-- The problem --
Report the number of lines in the entries below that include the word "logopaedie", and nothing else.

-- Extracted material --
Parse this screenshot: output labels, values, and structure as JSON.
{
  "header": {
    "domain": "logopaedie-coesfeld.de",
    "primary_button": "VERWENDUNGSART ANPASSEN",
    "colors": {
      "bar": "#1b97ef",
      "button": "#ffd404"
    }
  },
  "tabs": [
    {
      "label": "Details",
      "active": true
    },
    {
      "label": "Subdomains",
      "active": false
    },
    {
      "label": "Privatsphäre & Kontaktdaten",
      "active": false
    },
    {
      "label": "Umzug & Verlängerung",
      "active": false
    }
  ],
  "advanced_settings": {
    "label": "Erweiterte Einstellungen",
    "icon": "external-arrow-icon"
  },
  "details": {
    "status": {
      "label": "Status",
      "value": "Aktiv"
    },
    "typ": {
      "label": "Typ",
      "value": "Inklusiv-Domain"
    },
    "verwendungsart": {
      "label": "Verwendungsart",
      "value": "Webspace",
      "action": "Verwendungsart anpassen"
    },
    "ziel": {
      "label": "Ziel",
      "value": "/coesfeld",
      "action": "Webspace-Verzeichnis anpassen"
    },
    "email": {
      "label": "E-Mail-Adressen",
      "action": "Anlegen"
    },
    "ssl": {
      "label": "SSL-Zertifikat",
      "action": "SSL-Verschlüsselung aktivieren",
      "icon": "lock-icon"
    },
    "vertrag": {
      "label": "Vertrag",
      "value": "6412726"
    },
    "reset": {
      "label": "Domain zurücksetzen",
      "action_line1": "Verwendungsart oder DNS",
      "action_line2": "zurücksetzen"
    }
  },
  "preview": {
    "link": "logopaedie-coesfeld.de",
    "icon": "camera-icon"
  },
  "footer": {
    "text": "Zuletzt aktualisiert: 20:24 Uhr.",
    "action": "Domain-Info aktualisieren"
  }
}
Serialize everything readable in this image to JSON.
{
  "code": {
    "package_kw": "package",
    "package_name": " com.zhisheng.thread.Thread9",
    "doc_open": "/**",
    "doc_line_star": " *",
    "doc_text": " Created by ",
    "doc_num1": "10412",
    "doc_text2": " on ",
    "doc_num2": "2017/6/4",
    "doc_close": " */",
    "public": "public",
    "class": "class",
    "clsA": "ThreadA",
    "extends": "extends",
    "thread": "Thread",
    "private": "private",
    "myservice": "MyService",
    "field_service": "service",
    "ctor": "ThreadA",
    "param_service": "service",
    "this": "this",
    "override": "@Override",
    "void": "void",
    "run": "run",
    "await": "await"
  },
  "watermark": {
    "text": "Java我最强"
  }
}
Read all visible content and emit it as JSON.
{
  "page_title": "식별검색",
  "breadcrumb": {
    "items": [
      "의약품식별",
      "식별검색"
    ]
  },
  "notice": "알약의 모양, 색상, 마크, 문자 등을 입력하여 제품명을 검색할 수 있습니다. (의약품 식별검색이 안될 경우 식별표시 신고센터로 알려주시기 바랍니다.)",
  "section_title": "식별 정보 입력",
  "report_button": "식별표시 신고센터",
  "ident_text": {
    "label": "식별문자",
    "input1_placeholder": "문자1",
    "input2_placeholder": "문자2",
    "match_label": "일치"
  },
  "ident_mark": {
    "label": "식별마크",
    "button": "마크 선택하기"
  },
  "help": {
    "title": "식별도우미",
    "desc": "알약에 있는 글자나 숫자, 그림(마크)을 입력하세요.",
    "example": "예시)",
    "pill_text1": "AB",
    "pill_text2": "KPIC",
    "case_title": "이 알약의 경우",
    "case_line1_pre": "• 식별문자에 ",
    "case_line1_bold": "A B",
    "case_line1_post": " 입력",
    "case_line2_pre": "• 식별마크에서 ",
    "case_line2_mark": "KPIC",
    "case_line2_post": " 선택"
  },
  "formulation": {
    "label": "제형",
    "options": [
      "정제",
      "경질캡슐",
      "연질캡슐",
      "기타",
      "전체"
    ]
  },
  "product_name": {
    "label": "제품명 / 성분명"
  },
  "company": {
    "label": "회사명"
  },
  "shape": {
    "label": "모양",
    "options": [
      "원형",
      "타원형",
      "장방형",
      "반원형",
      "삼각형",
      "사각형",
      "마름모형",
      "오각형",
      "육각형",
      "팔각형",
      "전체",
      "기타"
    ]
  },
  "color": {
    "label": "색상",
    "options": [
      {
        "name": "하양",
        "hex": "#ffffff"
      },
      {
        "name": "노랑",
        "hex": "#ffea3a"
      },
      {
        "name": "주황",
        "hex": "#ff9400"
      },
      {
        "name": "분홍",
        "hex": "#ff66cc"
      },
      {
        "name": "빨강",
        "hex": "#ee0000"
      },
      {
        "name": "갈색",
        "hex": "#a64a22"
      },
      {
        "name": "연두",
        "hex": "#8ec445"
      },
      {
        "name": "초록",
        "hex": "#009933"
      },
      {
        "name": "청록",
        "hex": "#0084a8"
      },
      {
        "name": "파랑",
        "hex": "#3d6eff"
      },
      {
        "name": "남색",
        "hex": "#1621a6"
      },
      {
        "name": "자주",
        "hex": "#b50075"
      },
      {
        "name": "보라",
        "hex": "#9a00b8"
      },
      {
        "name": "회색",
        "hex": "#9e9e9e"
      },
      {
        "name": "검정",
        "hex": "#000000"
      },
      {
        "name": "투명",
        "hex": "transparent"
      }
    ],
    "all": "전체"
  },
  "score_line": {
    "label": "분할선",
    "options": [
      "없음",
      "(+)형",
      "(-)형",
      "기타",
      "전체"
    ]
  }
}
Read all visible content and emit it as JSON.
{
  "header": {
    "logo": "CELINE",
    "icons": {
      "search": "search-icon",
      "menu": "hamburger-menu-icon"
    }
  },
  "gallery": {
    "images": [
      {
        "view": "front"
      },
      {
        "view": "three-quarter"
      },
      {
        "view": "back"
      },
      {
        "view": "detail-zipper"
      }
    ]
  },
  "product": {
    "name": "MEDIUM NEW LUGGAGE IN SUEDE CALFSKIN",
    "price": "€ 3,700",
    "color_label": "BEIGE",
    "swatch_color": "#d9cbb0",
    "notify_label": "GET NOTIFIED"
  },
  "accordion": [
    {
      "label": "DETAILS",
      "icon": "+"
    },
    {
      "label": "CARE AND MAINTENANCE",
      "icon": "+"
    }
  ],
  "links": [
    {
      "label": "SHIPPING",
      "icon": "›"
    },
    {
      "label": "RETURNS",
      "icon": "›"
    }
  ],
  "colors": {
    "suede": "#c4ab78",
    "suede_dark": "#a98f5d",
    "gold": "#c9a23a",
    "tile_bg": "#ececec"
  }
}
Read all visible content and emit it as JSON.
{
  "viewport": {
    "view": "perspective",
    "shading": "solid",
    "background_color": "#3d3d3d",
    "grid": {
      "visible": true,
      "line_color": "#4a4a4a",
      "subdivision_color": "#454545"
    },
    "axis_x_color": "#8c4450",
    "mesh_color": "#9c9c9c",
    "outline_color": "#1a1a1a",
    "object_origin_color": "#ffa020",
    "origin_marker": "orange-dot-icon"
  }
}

-- Worked solution --
2